Your task is to extract every line from the material below exactly.
__________
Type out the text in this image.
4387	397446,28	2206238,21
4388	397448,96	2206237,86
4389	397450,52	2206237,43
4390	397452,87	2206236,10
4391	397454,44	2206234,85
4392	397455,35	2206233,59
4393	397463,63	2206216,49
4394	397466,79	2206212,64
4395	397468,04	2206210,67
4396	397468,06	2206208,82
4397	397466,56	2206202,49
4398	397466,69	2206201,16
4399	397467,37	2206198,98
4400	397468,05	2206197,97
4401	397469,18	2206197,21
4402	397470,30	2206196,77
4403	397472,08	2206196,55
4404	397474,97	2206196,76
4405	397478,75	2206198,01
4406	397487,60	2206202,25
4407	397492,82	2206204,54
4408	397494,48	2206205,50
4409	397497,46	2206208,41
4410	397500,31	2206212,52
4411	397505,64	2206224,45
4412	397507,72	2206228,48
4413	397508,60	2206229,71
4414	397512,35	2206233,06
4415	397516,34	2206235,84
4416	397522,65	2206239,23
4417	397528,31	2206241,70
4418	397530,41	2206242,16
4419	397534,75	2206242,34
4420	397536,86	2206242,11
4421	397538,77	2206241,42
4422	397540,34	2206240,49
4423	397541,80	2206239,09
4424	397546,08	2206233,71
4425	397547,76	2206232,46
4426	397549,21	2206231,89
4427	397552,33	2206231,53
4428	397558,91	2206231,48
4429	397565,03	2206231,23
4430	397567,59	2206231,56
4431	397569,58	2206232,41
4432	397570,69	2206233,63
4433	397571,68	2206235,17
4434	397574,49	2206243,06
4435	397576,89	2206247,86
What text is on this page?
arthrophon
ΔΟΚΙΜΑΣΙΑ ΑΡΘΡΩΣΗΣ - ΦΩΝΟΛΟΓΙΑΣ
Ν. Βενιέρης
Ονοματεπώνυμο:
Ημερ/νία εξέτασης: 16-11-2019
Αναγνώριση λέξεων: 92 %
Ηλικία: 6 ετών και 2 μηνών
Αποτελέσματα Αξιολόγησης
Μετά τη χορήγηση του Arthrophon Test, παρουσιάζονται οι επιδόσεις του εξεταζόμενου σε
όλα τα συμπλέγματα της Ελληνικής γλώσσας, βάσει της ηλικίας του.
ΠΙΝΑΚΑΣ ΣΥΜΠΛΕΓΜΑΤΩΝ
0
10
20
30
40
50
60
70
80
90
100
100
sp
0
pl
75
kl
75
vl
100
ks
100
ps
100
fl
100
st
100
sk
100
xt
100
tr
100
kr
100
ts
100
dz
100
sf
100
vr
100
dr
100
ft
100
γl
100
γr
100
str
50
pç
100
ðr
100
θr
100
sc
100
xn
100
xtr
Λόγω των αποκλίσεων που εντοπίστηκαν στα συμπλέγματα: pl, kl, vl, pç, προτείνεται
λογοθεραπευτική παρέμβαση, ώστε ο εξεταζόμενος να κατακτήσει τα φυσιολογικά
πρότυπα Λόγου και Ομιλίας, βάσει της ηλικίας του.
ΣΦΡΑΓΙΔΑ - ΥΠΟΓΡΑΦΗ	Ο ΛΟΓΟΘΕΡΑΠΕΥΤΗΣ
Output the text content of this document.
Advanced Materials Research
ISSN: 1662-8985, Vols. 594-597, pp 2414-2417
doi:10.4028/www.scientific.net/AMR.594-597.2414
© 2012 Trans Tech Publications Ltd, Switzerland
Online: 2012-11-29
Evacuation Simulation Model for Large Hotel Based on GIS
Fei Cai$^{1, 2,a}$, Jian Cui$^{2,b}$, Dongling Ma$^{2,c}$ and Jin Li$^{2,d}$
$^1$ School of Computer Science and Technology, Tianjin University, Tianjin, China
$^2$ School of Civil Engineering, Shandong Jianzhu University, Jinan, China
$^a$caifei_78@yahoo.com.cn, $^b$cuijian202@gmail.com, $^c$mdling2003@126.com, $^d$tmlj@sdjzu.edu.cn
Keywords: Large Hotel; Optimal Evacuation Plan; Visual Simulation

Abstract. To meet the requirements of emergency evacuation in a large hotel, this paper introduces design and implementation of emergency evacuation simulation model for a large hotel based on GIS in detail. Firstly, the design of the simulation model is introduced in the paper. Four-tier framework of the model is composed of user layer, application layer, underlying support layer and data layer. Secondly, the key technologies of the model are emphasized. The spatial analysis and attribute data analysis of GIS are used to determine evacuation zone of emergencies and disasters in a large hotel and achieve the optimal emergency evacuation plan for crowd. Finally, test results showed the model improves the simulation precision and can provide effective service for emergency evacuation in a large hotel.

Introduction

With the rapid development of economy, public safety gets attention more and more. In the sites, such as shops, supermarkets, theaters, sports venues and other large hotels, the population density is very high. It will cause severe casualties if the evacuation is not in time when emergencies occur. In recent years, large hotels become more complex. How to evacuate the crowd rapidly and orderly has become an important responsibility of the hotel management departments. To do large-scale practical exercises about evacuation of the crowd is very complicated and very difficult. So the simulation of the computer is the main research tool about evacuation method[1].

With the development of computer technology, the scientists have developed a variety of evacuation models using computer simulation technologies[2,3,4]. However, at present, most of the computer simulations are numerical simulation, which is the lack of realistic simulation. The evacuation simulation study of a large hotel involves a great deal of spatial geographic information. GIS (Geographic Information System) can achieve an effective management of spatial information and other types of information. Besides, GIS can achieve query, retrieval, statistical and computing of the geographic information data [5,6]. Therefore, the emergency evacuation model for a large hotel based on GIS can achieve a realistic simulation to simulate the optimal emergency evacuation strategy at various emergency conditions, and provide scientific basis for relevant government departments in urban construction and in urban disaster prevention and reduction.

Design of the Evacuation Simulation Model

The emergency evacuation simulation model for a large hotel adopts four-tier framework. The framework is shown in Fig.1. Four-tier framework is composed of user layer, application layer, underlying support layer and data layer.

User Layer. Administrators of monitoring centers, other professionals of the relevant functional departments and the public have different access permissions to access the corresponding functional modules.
__________
• Answer below:
Type out the text in this image.
4387	397446,28	2206238,21
4388	397448,96	2206237,86
4389	397450,52	2206237,43
4390	397452,87	2206236,10
4391	397454,44	2206234,85
4392	397455,35	2206233,59
4393	397463,63	2206216,49
4394	397466,79	2206212,64
4395	397468,04	2206210,67
4396	397468,06	2206208,82
4397	397466,56	2206202,49
4398	397466,69	2206201,16
4399	397467,37	2206198,98
4400	397468,05	2206197,97
4401	397469,18	2206197,21
4402	397470,30	2206196,77
4403	397472,08	2206196,55
4404	397474,97	2206196,76
4405	397478,75	2206198,01
4406	397487,60	2206202,25
4407	397492,82	2206204,54
4408	397494,48	2206205,50
4409	397497,46	2206208,41
4410	397500,31	2206212,52
4411	397505,64	2206224,45
4412	397507,72	2206228,48
4413	397508,60	2206229,71
4414	397512,35	2206233,06
4415	397516,34	2206235,84
4416	397522,65	2206239,23
4417	397528,31	2206241,70
4418	397530,41	2206242,16
4419	397534,75	2206242,34
4420	397536,86	2206242,11
4421	397538,77	2206241,42
4422	397540,34	2206240,49
4423	397541,80	2206239,09
4424	397546,08	2206233,71
4425	397547,76	2206232,46
4426	397549,21	2206231,89
4427	397552,33	2206231,53
4428	397558,91	2206231,48
4429	397565,03	2206231,23
4430	397567,59	2206231,56
4431	397569,58	2206232,41
4432	397570,69	2206233,63
4433	397571,68	2206235,17
4434	397574,49	2206243,06
4435	397576,89	2206247,86
What text is on this page?
arthrophon
ΔΟΚΙΜΑΣΙΑ ΑΡΘΡΩΣΗΣ - ΦΩΝΟΛΟΓΙΑΣ
Ν. Βενιέρης
Ονοματεπώνυμο:
Ημερ/νία εξέτασης: 16-11-2019
Αναγνώριση λέξεων: 92 %
Ηλικία: 6 ετών και 2 μηνών
Αποτελέσματα Αξιολόγησης
Μετά τη χορήγηση του Arthrophon Test, παρουσιάζονται οι επιδόσεις του εξεταζόμενου σε
όλα τα συμπλέγματα της Ελληνικής γλώσσας, βάσει της ηλικίας του.
ΠΙΝΑΚΑΣ ΣΥΜΠΛΕΓΜΑΤΩΝ
0
10
20
30
40
50
60
70
80
90
100
100
sp
0
pl
75
kl
75
vl
100
ks
100
ps
100
fl
100
st
100
sk
100
xt
100
tr
100
kr
100
ts
100
dz
100
sf
100
vr
100
dr
100
ft
100
γl
100
γr
100
str
50
pç
100
ðr
100
θr
100
sc
100
xn
100
xtr
Λόγω των αποκλίσεων που εντοπίστηκαν στα συμπλέγματα: pl, kl, vl, pç, προτείνεται
λογοθεραπευτική παρέμβαση, ώστε ο εξεταζόμενος να κατακτήσει τα φυσιολογικά
πρότυπα Λόγου και Ομιλίας, βάσει της ηλικίας του.
ΣΦΡΑΓΙΔΑ - ΥΠΟΓΡΑΦΗ	Ο ΛΟΓΟΘΕΡΑΠΕΥΤΗΣ
Output the text content of this document.
Advanced Materials Research
ISSN: 1662-8985, Vols. 594-597, pp 2414-2417
doi:10.4028/www.scientific.net/AMR.594-597.2414
© 2012 Trans Tech Publications Ltd, Switzerland
Online: 2012-11-29
Evacuation Simulation Model for Large Hotel Based on GIS
Fei Cai$^{1, 2,a}$, Jian Cui$^{2,b}$, Dongling Ma$^{2,c}$ and Jin Li$^{2,d}$
$^1$ School of Computer Science and Technology, Tianjin University, Tianjin, China
$^2$ School of Civil Engineering, Shandong Jianzhu University, Jinan, China
$^a$caifei_78@yahoo.com.cn, $^b$cuijian202@gmail.com, $^c$mdling2003@126.com, $^d$tmlj@sdjzu.edu.cn
Keywords: Large Hotel; Optimal Evacuation Plan; Visual Simulation

Abstract. To meet the requirements of emergency evacuation in a large hotel, this paper introduces design and implementation of emergency evacuation simulation model for a large hotel based on GIS in detail. Firstly, the design of the simulation model is introduced in the paper. Four-tier framework of the model is composed of user layer, application layer, underlying support layer and data layer. Secondly, the key technologies of the model are emphasized. The spatial analysis and attribute data analysis of GIS are used to determine evacuation zone of emergencies and disasters in a large hotel and achieve the optimal emergency evacuation plan for crowd. Finally, test results showed the model improves the simulation precision and can provide effective service for emergency evacuation in a large hotel.

Introduction

With the rapid development of economy, public safety gets attention more and more. In the sites, such as shops, supermarkets, theaters, sports venues and other large hotels, the population density is very high. It will cause severe casualties if the evacuation is not in time when emergencies occur. In recent years, large hotels become more complex. How to evacuate the crowd rapidly and orderly has become an important responsibility of the hotel management departments. To do large-scale practical exercises about evacuation of the crowd is very complicated and very difficult. So the simulation of the computer is the main research tool about evacuation method[1].

With the development of computer technology, the scientists have developed a variety of evacuation models using computer simulation technologies[2,3,4]. However, at present, most of the computer simulations are numerical simulation, which is the lack of realistic simulation. The evacuation simulation study of a large hotel involves a great deal of spatial geographic information. GIS (Geographic Information System) can achieve an effective management of spatial information and other types of information. Besides, GIS can achieve query, retrieval, statistical and computing of the geographic information data [5,6]. Therefore, the emergency evacuation model for a large hotel based on GIS can achieve a realistic simulation to simulate the optimal emergency evacuation strategy at various emergency conditions, and provide scientific basis for relevant government departments in urban construction and in urban disaster prevention and reduction.

Design of the Evacuation Simulation Model

The emergency evacuation simulation model for a large hotel adopts four-tier framework. The framework is shown in Fig.1. Four-tier framework is composed of user layer, application layer, underlying support layer and data layer.

User Layer. Administrators of monitoring centers, other professionals of the relevant functional departments and the public have different access permissions to access the corresponding functional modules.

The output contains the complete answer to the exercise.